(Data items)
((

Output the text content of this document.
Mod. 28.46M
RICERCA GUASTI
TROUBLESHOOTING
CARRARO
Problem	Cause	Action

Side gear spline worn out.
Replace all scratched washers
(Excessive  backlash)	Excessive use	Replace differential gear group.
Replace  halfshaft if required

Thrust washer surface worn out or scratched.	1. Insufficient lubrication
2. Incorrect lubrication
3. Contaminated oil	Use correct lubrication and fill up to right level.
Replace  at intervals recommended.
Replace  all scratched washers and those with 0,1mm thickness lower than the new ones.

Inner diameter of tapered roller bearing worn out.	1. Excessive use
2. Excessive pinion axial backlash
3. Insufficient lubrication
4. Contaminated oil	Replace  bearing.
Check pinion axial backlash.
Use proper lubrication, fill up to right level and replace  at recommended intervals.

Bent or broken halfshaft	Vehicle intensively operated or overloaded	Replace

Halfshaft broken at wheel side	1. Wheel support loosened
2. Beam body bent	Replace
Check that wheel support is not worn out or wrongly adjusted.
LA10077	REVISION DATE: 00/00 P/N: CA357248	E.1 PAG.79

))

_Exercise_
Copy every line of the listing containing the string "right".

_Task result_
3. Contaminated oil	Use correct lubrication and fill up to right level.
Use proper lubrication, fill up to right level and replace  at recommended intervals.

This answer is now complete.